## Text passage:

FHARMOR project - Final Conference

Fish habitat in alpine rivers: integrating modeling monitoring & remote sensing

Bolzano, 13 December 2019
Versione stampabile

Venue: Universitätsplatz 1 - Piazza Università 1 (Bozen)  – Room D101

The FHARMOR research project contributed to the integration of complementary approaches to quantitatively assess and predict in-stream river habitat availability at the mesoscale (mesohabitat). Such integration is applicable in both large-scale scientific studies as well as for management purposes.

River habitat quantification is a powerful tool to support decision making for the conservation of instream habitat communities, to design and assess ecological flows and to assess the environmental effects of water abstractions, flow regime regulation and, more in general, of hydro-morphological alterations in rivers.

## Requirement:
Reproduce the FHARMOR final conference announcement in its entirety, word for word. The listing is not required for this work.

## Dataset section:
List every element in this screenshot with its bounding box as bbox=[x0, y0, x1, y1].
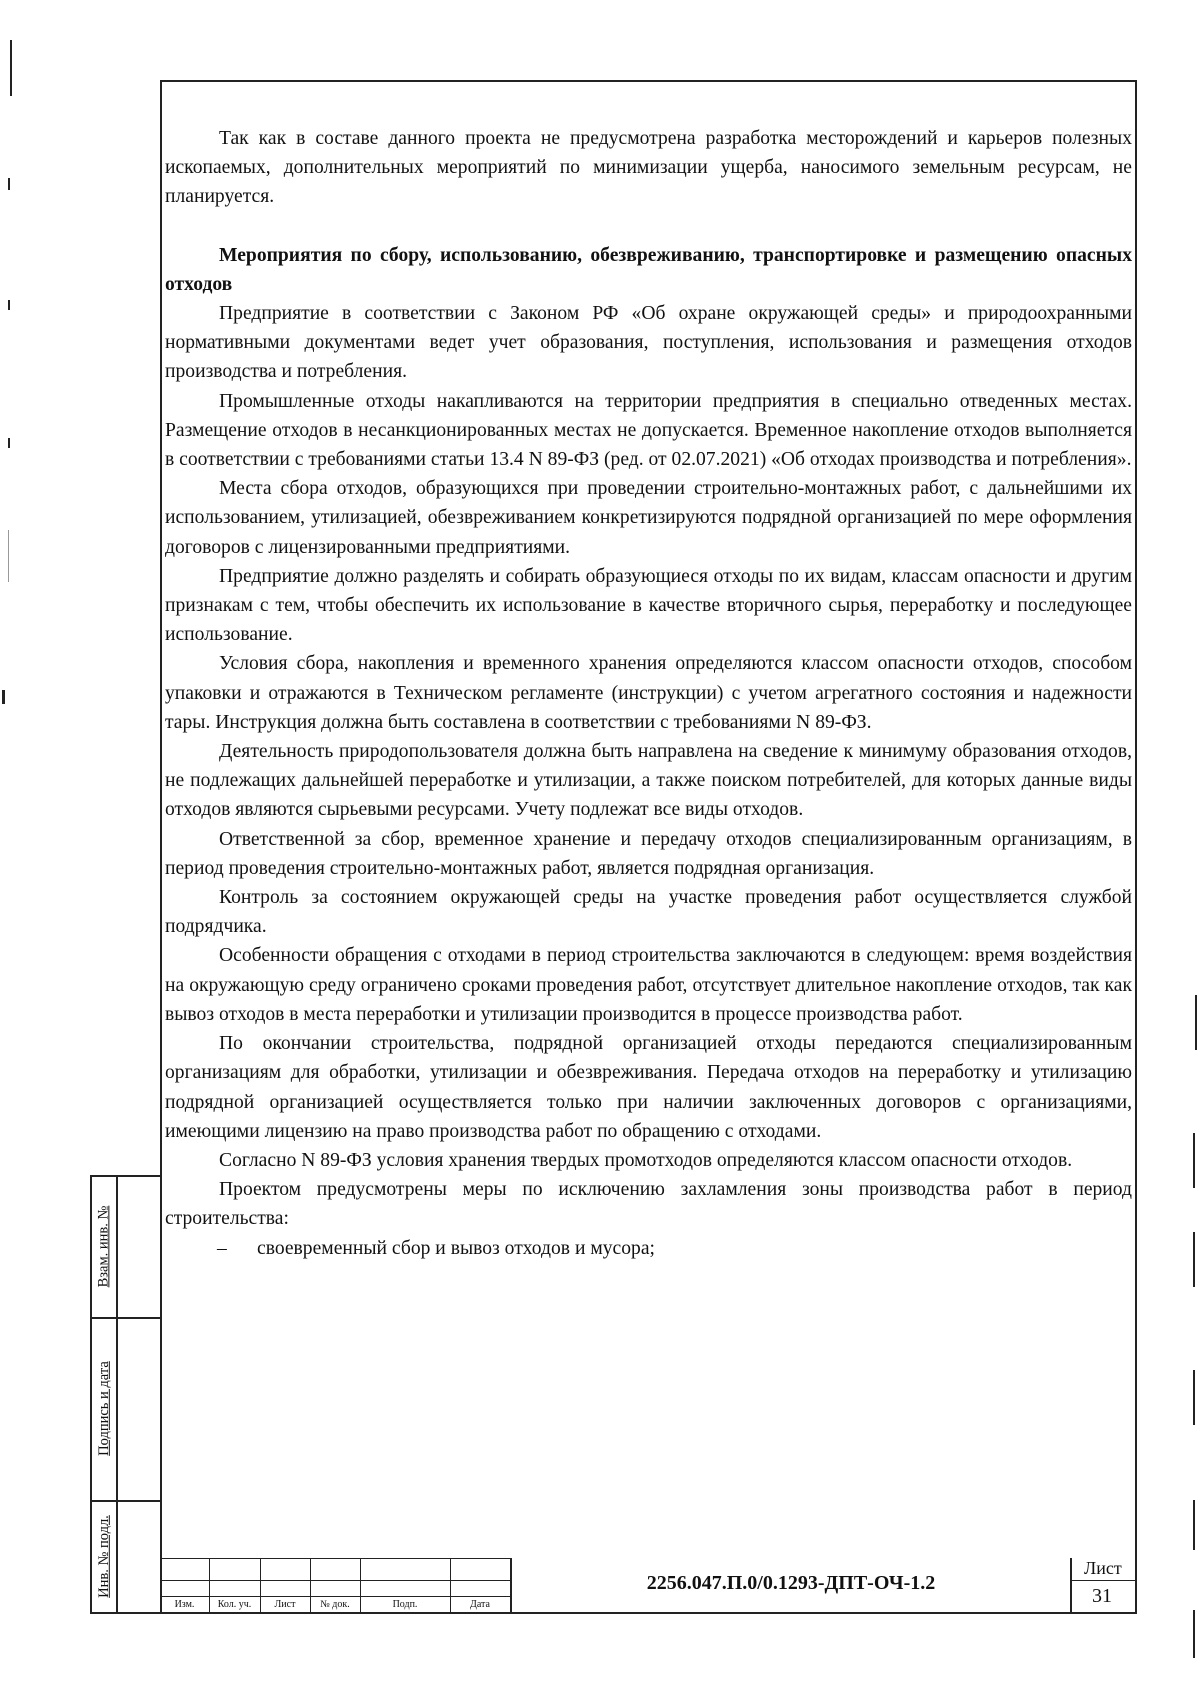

## Output of the exercise:
FHARMOR project - Final Conference

Fish habitat in alpine rivers: integrating modeling monitoring & remote sensing

Bolzano, 13 December 2019
Versione stampabile

Venue: Universitätsplatz 1 - Piazza Università 1 (Bozen)  – Room D101

The FHARMOR research project contributed to the integration of complementary approaches to quantitatively assess and predict in-stream river habitat availability at the mesoscale (mesohabitat). Such integration is applicable in both large-scale scientific studies as well as for management purposes.

River habitat quantification is a powerful tool to support decision making for the conservation of instream habitat communities, to design and assess ecological flows and to assess the environmental effects of water abstractions, flow regime regulation and, more in general, of hydro-morphological alterations in rivers.